**Stated goal**
Type out every line below exactly as it reads.

Items from a figure collection
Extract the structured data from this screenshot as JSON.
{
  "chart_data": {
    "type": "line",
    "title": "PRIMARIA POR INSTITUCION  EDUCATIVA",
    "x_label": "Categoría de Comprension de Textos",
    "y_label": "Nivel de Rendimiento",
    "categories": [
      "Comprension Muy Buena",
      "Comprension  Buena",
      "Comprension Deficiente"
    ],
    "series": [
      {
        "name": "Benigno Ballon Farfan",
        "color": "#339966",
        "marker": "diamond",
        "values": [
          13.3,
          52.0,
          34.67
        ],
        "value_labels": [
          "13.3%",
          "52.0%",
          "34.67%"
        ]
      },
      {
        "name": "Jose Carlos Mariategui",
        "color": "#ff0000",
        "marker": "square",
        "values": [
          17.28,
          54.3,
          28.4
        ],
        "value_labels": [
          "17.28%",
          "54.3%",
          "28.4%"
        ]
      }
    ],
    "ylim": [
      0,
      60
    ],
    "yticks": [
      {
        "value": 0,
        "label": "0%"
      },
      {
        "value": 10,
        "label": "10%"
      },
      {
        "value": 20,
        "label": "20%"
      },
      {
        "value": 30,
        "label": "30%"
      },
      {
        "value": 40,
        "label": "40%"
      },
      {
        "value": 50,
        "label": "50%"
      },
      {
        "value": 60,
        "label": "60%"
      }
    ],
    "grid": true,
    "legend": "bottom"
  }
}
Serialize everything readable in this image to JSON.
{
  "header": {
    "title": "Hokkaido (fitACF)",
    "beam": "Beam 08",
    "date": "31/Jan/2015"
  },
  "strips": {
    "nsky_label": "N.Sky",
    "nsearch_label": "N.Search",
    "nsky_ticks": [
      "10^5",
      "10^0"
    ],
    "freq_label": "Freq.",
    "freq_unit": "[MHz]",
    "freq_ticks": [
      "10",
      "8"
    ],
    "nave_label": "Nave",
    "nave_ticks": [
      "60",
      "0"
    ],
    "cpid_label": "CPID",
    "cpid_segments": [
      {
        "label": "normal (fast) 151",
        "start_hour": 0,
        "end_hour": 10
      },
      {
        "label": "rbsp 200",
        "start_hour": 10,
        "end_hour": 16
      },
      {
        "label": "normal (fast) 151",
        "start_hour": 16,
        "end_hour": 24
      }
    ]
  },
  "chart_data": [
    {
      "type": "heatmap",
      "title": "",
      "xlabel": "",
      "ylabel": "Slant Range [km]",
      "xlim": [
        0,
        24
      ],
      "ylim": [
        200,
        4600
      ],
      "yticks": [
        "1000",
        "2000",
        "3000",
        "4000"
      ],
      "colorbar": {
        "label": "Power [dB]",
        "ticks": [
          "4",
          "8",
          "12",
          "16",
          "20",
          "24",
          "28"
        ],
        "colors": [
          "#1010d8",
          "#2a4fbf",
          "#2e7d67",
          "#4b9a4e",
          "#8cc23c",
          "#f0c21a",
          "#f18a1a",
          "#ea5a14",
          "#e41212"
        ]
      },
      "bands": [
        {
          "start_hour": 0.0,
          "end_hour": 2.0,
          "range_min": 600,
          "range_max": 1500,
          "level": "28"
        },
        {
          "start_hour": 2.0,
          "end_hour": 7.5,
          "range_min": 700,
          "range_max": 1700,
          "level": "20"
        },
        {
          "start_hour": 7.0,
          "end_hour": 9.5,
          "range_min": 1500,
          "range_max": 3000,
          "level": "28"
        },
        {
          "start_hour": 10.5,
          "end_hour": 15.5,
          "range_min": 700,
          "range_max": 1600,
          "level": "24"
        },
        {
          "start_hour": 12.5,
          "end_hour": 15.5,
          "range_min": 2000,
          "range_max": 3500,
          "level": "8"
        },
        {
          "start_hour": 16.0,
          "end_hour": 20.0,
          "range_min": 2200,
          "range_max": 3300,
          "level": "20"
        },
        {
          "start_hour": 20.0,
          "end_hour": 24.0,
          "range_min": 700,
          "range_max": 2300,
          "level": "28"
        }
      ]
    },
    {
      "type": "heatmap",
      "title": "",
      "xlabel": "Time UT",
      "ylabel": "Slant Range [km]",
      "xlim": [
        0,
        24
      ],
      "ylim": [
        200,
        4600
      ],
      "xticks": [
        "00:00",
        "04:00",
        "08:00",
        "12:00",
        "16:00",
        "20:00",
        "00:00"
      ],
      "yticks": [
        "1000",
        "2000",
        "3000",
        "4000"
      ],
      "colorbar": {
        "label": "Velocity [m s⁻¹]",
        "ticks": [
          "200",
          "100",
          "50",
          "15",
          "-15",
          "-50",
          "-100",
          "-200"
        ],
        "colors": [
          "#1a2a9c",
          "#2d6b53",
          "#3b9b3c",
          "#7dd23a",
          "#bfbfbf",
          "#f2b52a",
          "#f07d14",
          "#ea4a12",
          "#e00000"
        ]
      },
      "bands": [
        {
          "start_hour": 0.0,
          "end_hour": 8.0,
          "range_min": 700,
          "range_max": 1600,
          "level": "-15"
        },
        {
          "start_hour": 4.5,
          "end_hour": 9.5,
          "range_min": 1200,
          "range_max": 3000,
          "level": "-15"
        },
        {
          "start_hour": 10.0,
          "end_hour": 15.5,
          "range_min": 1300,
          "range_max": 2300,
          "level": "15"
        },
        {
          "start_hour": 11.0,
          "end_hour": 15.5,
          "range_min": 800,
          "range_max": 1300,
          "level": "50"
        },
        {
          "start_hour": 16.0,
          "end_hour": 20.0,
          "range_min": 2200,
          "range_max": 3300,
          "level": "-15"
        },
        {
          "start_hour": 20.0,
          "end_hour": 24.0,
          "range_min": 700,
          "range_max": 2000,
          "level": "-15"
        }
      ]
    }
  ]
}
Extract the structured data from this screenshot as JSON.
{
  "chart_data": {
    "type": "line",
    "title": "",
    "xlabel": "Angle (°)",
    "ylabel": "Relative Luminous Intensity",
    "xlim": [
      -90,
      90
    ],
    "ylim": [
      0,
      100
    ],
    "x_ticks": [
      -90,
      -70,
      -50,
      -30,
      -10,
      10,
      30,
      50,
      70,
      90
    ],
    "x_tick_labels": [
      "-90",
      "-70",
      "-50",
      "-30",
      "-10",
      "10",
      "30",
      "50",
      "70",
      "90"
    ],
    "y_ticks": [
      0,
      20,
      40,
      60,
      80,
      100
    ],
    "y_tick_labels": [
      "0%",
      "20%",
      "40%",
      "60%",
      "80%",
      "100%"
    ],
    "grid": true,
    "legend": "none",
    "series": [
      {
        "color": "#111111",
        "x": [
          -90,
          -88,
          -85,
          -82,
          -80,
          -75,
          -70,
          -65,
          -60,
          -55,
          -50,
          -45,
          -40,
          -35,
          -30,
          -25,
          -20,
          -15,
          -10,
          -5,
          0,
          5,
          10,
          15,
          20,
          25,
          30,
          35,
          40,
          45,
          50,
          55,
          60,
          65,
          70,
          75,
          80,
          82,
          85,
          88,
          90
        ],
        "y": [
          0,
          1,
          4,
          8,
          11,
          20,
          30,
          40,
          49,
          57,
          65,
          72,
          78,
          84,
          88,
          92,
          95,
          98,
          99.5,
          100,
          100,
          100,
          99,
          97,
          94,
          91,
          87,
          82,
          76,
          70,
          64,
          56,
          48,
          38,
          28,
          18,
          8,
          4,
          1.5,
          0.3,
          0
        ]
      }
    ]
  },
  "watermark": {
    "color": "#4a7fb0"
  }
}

**Exercise output**
Extract the structured data from this screenshot as JSON.
{
  "chart_data": {
    "type": "line",
    "title": "PRIMARIA POR INSTITUCION  EDUCATIVA",
    "x_label": "Categoría de Comprension de Textos",
    "y_label": "Nivel de Rendimiento",
    "categories": [
      "Comprension Muy Buena",
      "Comprension  Buena",
      "Comprension Deficiente"
    ],
    "series": [
      {
        "name": "Benigno Ballon Farfan",
        "color": "#339966",
        "marker": "diamond",
        "values": [
          13.3,
          52.0,
          34.67
        ],
        "value_labels": [
          "13.3%",
          "52.0%",
          "34.67%"
        ]
      },
      {
        "name": "Jose Carlos Mariategui",
        "color": "#ff0000",
        "marker": "square",
        "values": [
          17.28,
          54.3,
          28.4
        ],
        "value_labels": [
          "17.28%",
          "54.3%",
          "28.4%"
        ]
      }
    ],
    "ylim": [
      0,
      60
    ],
    "yticks": [
      {
        "value": 0,
        "label": "0%"
      },
      {
        "value": 10,
        "label": "10%"
      },
      {
        "value": 20,
        "label": "20%"
      },
      {
        "value": 30,
        "label": "30%"
      },
      {
        "value": 40,
        "label": "40%"
      },
      {
        "value": 50,
        "label": "50%"
      },
      {
        "value": 60,
        "label": "60%"
      }
    ],
    "grid": true,
    "legend": "bottom"
  }
}
Serialize everything readable in this image to JSON.
{
  "header": {
    "title": "Hokkaido (fitACF)",
    "beam": "Beam 08",
    "date": "31/Jan/2015"
  },
  "strips": {
    "nsky_label": "N.Sky",
    "nsearch_label": "N.Search",
    "nsky_ticks": [
      "10^5",
      "10^0"
    ],
    "freq_label": "Freq.",
    "freq_unit": "[MHz]",
    "freq_ticks": [
      "10",
      "8"
    ],
    "nave_label": "Nave",
    "nave_ticks": [
      "60",
      "0"
    ],
    "cpid_label": "CPID",
    "cpid_segments": [
      {
        "label": "normal (fast) 151",
        "start_hour": 0,
        "end_hour": 10
      },
      {
        "label": "rbsp 200",
        "start_hour": 10,
        "end_hour": 16
      },
      {
        "label": "normal (fast) 151",
        "start_hour": 16,
        "end_hour": 24
      }
    ]
  },
  "chart_data": [
    {
      "type": "heatmap",
      "title": "",
      "xlabel": "",
      "ylabel": "Slant Range [km]",
      "xlim": [
        0,
        24
      ],
      "ylim": [
        200,
        4600
      ],
      "yticks": [
        "1000",
        "2000",
        "3000",
        "4000"
      ],
      "colorbar": {
        "label": "Power [dB]",
        "ticks": [
          "4",
          "8",
          "12",
          "16",
          "20",
          "24",
          "28"
        ],
        "colors": [
          "#1010d8",
          "#2a4fbf",
          "#2e7d67",
          "#4b9a4e",
          "#8cc23c",
          "#f0c21a",
          "#f18a1a",
          "#ea5a14",
          "#e41212"
        ]
      },
      "bands": [
        {
          "start_hour": 0.0,
          "end_hour": 2.0,
          "range_min": 600,
          "range_max": 1500,
          "level": "28"
        },
        {
          "start_hour": 2.0,
          "end_hour": 7.5,
          "range_min": 700,
          "range_max": 1700,
          "level": "20"
        },
        {
          "start_hour": 7.0,
          "end_hour": 9.5,
          "range_min": 1500,
          "range_max": 3000,
          "level": "28"
        },
        {
          "start_hour": 10.5,
          "end_hour": 15.5,
          "range_min": 700,
          "range_max": 1600,
          "level": "24"
        },
        {
          "start_hour": 12.5,
          "end_hour": 15.5,
          "range_min": 2000,
          "range_max": 3500,
          "level": "8"
        },
        {
          "start_hour": 16.0,
          "end_hour": 20.0,
          "range_min": 2200,
          "range_max": 3300,
          "level": "20"
        },
        {
          "start_hour": 20.0,
          "end_hour": 24.0,
          "range_min": 700,
          "range_max": 2300,
          "level": "28"
        }
      ]
    },
    {
      "type": "heatmap",
      "title": "",
      "xlabel": "Time UT",
      "ylabel": "Slant Range [km]",
      "xlim": [
        0,
        24
      ],
      "ylim": [
        200,
        4600
      ],
      "xticks": [
        "00:00",
        "04:00",
        "08:00",
        "12:00",
        "16:00",
        "20:00",
        "00:00"
      ],
      "yticks": [
        "1000",
        "2000",
        "3000",
        "4000"
      ],
      "colorbar": {
        "label": "Velocity [m s⁻¹]",
        "ticks": [
          "200",
          "100",
          "50",
          "15",
          "-15",
          "-50",
          "-100",
          "-200"
        ],
        "colors": [
          "#1a2a9c",
          "#2d6b53",
          "#3b9b3c",
          "#7dd23a",
          "#bfbfbf",
          "#f2b52a",
          "#f07d14",
          "#ea4a12",
          "#e00000"
        ]
      },
      "bands": [
        {
          "start_hour": 0.0,
          "end_hour": 8.0,
          "range_min": 700,
          "range_max": 1600,
          "level": "-15"
        },
        {
          "start_hour": 4.5,
          "end_hour": 9.5,
          "range_min": 1200,
          "range_max": 3000,
          "level": "-15"
        },
        {
          "start_hour": 10.0,
          "end_hour": 15.5,
          "range_min": 1300,
          "range_max": 2300,
          "level": "15"
        },
        {
          "start_hour": 11.0,
          "end_hour": 15.5,
          "range_min": 800,
          "range_max": 1300,
          "level": "50"
        },
        {
          "start_hour": 16.0,
          "end_hour": 20.0,
          "range_min": 2200,
          "range_max": 3300,
          "level": "-15"
        },
        {
          "start_hour": 20.0,
          "end_hour": 24.0,
          "range_min": 700,
          "range_max": 2000,
          "level": "-15"
        }
      ]
    }
  ]
}
Extract the structured data from this screenshot as JSON.
{
  "chart_data": {
    "type": "line",
    "title": "",
    "xlabel": "Angle (°)",
    "ylabel": "Relative Luminous Intensity",
    "xlim": [
      -90,
      90
    ],
    "ylim": [
      0,
      100
    ],
    "x_ticks": [
      -90,
      -70,
      -50,
      -30,
      -10,
      10,
      30,
      50,
      70,
      90
    ],
    "x_tick_labels": [
      "-90",
      "-70",
      "-50",
      "-30",
      "-10",
      "10",
      "30",
      "50",
      "70",
      "90"
    ],
    "y_ticks": [
      0,
      20,
      40,
      60,
      80,
      100
    ],
    "y_tick_labels": [
      "0%",
      "20%",
      "40%",
      "60%",
      "80%",
      "100%"
    ],
    "grid": true,
    "legend": "none",
    "series": [
      {
        "color": "#111111",
        "x": [
          -90,
          -88,
          -85,
          -82,
          -80,
          -75,
          -70,
          -65,
          -60,
          -55,
          -50,
          -45,
          -40,
          -35,
          -30,
          -25,
          -20,
          -15,
          -10,
          -5,
          0,
          5,
          10,
          15,
          20,
          25,
          30,
          35,
          40,
          45,
          50,
          55,
          60,
          65,
          70,
          75,
          80,
          82,
          85,
          88,
          90
        ],
        "y": [
          0,
          1,
          4,
          8,
          11,
          20,
          30,
          40,
          49,
          57,
          65,
          72,
          78,
          84,
          88,
          92,
          95,
          98,
          99.5,
          100,
          100,
          100,
          99,
          97,
          94,
          91,
          87,
          82,
          76,
          70,
          64,
          56,
          48,
          38,
          28,
          18,
          8,
          4,
          1.5,
          0.3,
          0
        ]
      }
    ]
  },
  "watermark": {
    "color": "#4a7fb0"
  }
}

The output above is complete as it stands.